#### SOURCE

L’équipe sud-africaine Dimension Data a quelque chose que les autres équipes n’ont pas. Une mixité de coureurs qui dépasse l’internationalisation du cycliste dans sa dimension sportive. Elle a en son sein des sportifs qui portent dans leur coeur l’Afrique, aux ressources naturelles et richesses pillées par des pays organisateurs de grandes courses. L’horreur n’épargne pas non plus cette terre qui s’endort aux rugissements du lion, le roi de la jungle qui ne meurt jamais comme les Légendes des Grands Tours. Le Critérium du Dauphiné 2017 a quant à lui un héros rescapé du génocide rwandais dans son peloton. Son nom est Adrien Niyonshuti, sorti vivant de la tragédie des Tutsis et que le cyclisme en a fait un Frère de route.
Le Critérium du Dauphiné 2017 sans les routes ocres du génocide
Adrien Niyonshuti a perdu une soixantaine de membres de sa famille à l’âge de 7 ans dont ses six frères dans le génocide du Rwanda en 1994. Sa famille a été décimée tandis que lui a réussi par miracle à se réfugier dans les bois le jour du massacre des siens. Rattrapé par des miliciens hutus il faillit être brûlé vif mais, fut sauvé in-extrémis par l’armée des Tutsis. Lorsque des événements malheureux surviennent, doivent-ils définir notre vie ou doit-on s’en servir pour devenir plus fort ? Le coureur africain âgé de 30 ans a véritablement opté pour le deuxième cap à donner à sa vie quand sa volonté farouche a tranché pour son avenir. Une prise de conscience entraînée par la force de son pouvoir intérieur l’a conduit vers le cyclisme. A l’âge de 16 ans, il commence la compétition dans le pays qui l’a vu naître. C’est alors qu’il attire l’attention de Jonathan « Jacques » Boyer, le premier coureur cycliste américain à avoir couru le Tour de France. Il a été l’un des coéquipiers de Greg Lemond, entre autres. L’ex-coureur professionnel (sorti de prison après avoir été condamné à un an ferme pour agression sexuelle sur une mineure) va prendre le prendre sous son aile et l’entraîner dans l’équipe nationale rwandaise. A partir de 2006, Adrien Niyonshuti gagne ses premières courses sur le Tour du Rwanda, dont trois étapes sur l’édition de 2008 et vainqueur de l’épreuve. La même année il signe un contrat avec l’équipe continentale sud-africaine MTN-Qhubeka qui deviendra Dimension Data en 2016. Du Rwanda à la France il y a eu une heureuse étendue du destin qui l’a amené à participer pour la première fois de sa carrière au Critérium du Dauphiné. Il a communiqué sa joie de figurer sur cette course qui cache en même temps un doux rêve que seuls ses résultats aideront à l’assouvir. «Courir le Dauphiné, c’est comme courir le Tour de France pour moi, c’est une nouvelle étape dans ma vie. Un jour peut-être, je serai le premier Rwandais à faire le Tour de France. »

#### DONNÉES FOURNIES
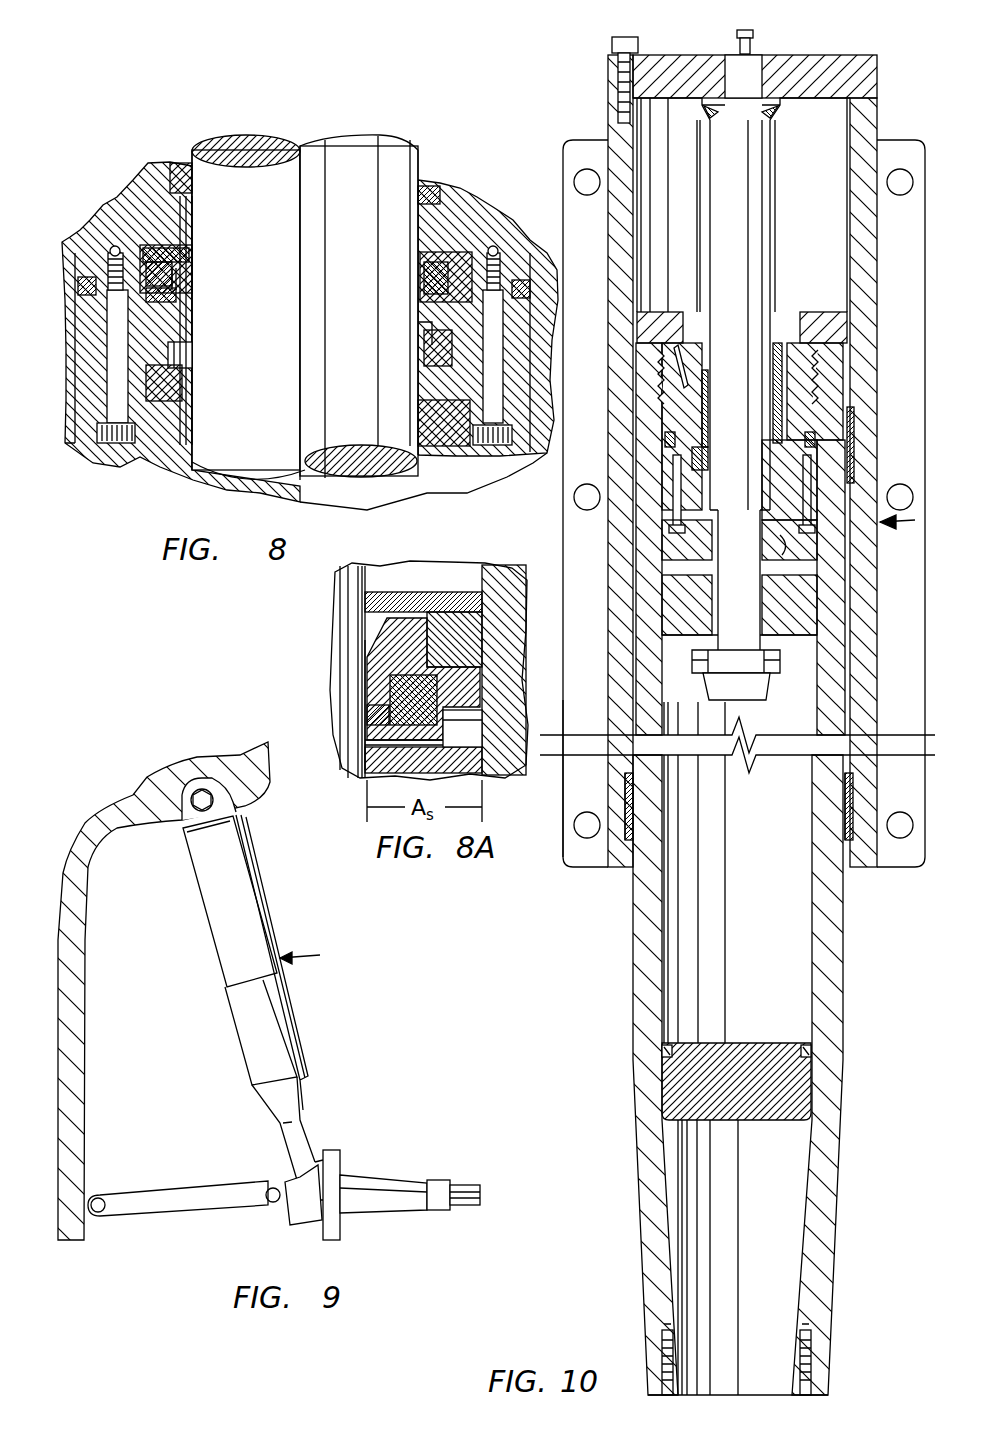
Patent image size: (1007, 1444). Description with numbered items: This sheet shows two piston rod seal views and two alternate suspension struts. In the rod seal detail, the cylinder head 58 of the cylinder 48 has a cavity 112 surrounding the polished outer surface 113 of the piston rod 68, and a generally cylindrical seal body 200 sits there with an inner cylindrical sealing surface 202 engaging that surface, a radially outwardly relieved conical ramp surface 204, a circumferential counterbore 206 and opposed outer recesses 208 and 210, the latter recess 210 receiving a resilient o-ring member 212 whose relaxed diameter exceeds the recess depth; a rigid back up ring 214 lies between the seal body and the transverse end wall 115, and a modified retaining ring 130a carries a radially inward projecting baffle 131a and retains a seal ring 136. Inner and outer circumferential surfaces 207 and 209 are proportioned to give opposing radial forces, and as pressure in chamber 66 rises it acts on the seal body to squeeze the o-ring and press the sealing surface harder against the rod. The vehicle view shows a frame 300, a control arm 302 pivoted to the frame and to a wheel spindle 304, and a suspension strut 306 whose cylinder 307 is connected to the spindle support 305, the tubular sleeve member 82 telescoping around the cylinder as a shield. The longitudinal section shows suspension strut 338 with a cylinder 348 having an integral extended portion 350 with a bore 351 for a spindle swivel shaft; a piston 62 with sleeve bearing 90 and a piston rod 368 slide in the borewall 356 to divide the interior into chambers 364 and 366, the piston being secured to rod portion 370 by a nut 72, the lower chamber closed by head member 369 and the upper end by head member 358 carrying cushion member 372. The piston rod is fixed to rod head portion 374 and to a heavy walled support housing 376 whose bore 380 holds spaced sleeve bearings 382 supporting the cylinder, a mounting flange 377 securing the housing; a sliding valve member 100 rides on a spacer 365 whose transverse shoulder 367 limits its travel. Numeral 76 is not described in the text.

In FIG. 8, the polished outer surface 113 is at (418, 150).
In FIG. 8A, the polished outer surface 113 is at (365, 580).
In FIG. 8, the cavity 112 is at (428, 280).
In FIG. 8, the inner cylindrical sealing surface 202 is at (420, 300).
In FIG. 8A, the inner cylindrical sealing surface 202 is at (362, 670).
In FIG. 8, the baffle 131a is at (420, 326).
In FIG. 8, the cylinder head 58 is at (515, 250).
In FIG. 8, the chamber 66 is at (450, 484).
In FIG. 8, the seal ring 136 is at (472, 445).
In FIG. 10, the seal ring 136 is at (684, 506).
In FIG. 8, the cylinder 48 is at (530, 455).
In FIG. 8, the back up ring 214 is at (150, 200).
In FIG. 8, the o-ring member 212 is at (150, 262).
In FIG. 8A, the o-ring member 212 is at (380, 628).
In FIG. 8, the end wall 115 is at (195, 248).
In FIG. 8, the conical ramp surface 204 is at (190, 258).
In FIG. 8A, the conical ramp surface 204 is at (428, 635).
In FIG. 8, the seal body 200 is at (172, 276).
In FIG. 8A, the seal body 200 is at (360, 695).
In FIG. 8, the inner circumferential surface 207 is at (176, 288).
In FIG. 8A, the inner circumferential surface 207 is at (375, 740).
In FIG. 8, the counterbore 206 is at (176, 300).
In FIG. 8A, the counterbore 206 is at (375, 715).
In FIG. 8, the outer circumferential surface 209 is at (180, 335).
In FIG. 8A, the outer circumferential surface 209 is at (470, 740).
In FIG. 8, the outer recess 208 is at (160, 386).
In FIG. 8A, the outer recess 208 is at (460, 722).
In FIG. 8, the recess 210 is at (148, 455).
In FIG. 8A, the recess 210 is at (478, 650).
In FIG. 8, the retaining ring 130a is at (168, 447).
In FIG. 8, the piston rod 68 is at (300, 480).
In FIG. 8A, the piston rod 68 is at (345, 585).
In FIG. 9, the bracket 76 is at (190, 760).
In FIG. 9, the frame 300 is at (270, 800).
In FIG. 9, the sleeve member 82 is at (252, 908).
In FIG. 9, the suspension strut 306 is at (300, 957).
In FIG. 9, the cylinder 307 is at (290, 1035).
In FIG. 9, the spindle support 305 is at (302, 1165).
In FIG. 9, the wheel spindle 304 is at (400, 1175).
In FIG. 9, the control arm 302 is at (206, 1193).
In FIG. 10, the sleeve bearings 382 is at (755, 36).
In FIG. 10, the rod head portion 374 is at (872, 70).
In FIG. 10, the support housing 376 is at (868, 165).
In FIG. 10, the bore 380 is at (840, 205).
In FIG. 10, the piston rod 368 is at (762, 247).
In FIG. 10, the cushion member 372 is at (830, 320).
In FIG. 10, the head member 358 is at (808, 380).
In FIG. 10, the suspension strut 338 is at (915, 520).
In FIG. 10, the transverse shoulder 367 is at (800, 540).
In FIG. 10, the valve member 100 is at (690, 551).
In FIG. 10, the chamber 366 is at (800, 562).
In FIG. 10, the spacer 365 is at (695, 548).
In FIG. 10, the sleeve bearing 90 is at (672, 615).
In FIG. 10, the rod portion 370 is at (742, 624).
In FIG. 10, the piston 62 is at (860, 650).
In FIG. 10, the nut 72 is at (752, 700).
In FIG. 10, the borewall 356 is at (845, 779).
In FIG. 10, the chamber 364 is at (770, 826).
In FIG. 10, the mounting flange 377 is at (571, 867).
In FIG. 10, the cylinder 348 is at (839, 949).
In FIG. 10, the head member 369 is at (785, 1076).
In FIG. 10, the extended portion 350 is at (827, 1210).
In FIG. 10, the bore 351 is at (683, 1220).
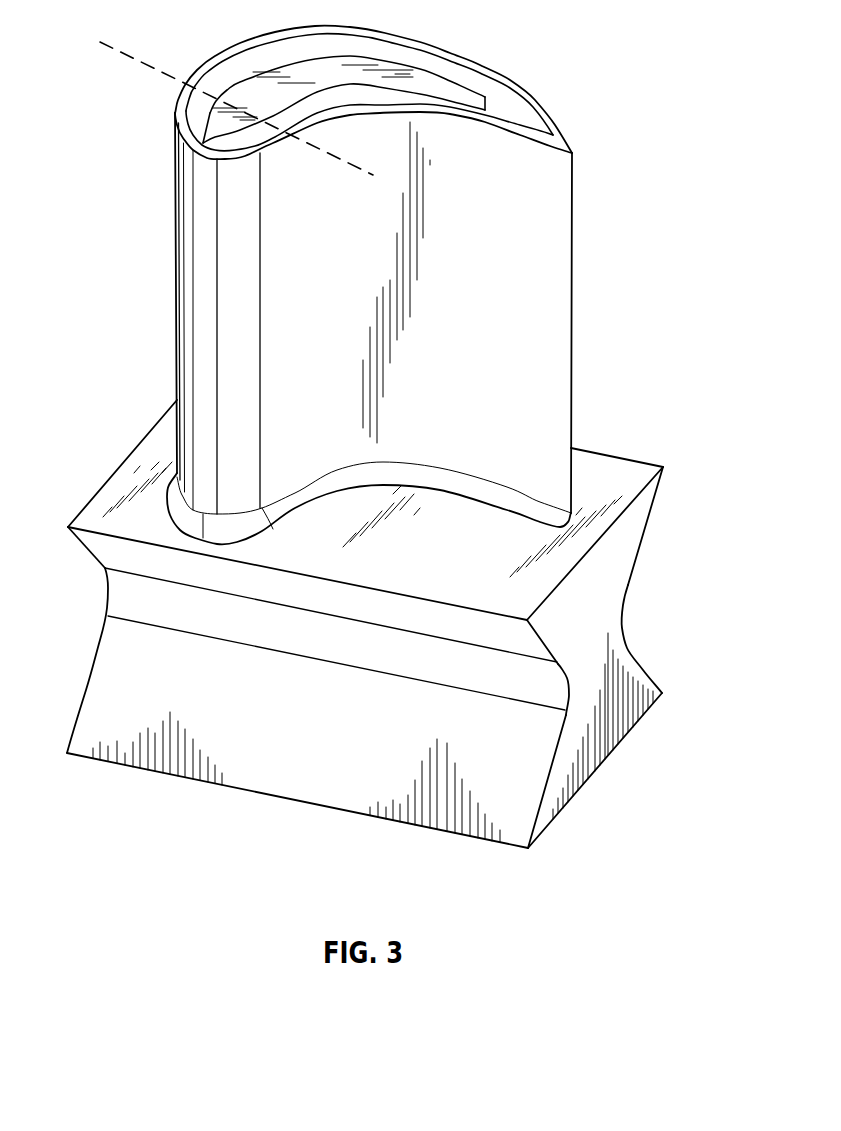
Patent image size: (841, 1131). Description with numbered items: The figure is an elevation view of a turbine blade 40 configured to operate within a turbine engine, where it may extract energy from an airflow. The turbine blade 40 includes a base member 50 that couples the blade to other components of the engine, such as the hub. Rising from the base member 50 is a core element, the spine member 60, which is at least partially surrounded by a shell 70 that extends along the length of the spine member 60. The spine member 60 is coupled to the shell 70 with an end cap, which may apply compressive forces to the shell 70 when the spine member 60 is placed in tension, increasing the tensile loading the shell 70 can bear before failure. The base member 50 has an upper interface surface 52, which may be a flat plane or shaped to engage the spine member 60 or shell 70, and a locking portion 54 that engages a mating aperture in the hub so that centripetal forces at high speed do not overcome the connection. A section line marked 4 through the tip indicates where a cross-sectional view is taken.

The turbine blade 40 is at (120, 342).
The base member 50 is at (690, 507).
The interface surface 52 is at (634, 464).
The locking portion 54 is at (683, 636).
The spine member 60 is at (230, 86).
The shell 70 is at (472, 54).
The section line 4- 4 is at (100, 42).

#### CONSIGNES
**A.** Citez le passage du texte sur Adrien Niyonshuti qui commence aux mots « L’équipe sud-africaine Dimension » et s'arrête après « Frère de route. ».
**B.** Relevez toutes les personnes que le texte sur Adrien Niyonshuti désigne par leur nom.

#### CORRIGÉ
**A.**
L’équipe sud-africaine Dimension Data a quelque chose que les autres équipes n’ont pas. Une mixité de coureurs qui dépasse l’internationalisation du cycliste dans sa dimension sportive. Elle a en son sein des sportifs qui portent dans leur coeur l’Afrique, aux ressources naturelles et richesses pillées par des pays organisateurs de grandes courses. L’horreur n’épargne pas non plus cette terre qui s’endort aux rugissements du lion, le roi de la jungle qui ne meurt jamais comme les Légendes des Grands Tours. Le Critérium du Dauphiné 2017 a quant à lui un héros rescapé du génocide rwandais dans son peloton. Son nom est Adrien Niyonshuti, sorti vivant de la tragédie des Tutsis et que le cyclisme en a fait un Frère de route.

**B.** Adrien Niyonshuti ; Jonathan « Jacques » Boyer ; Greg Lemond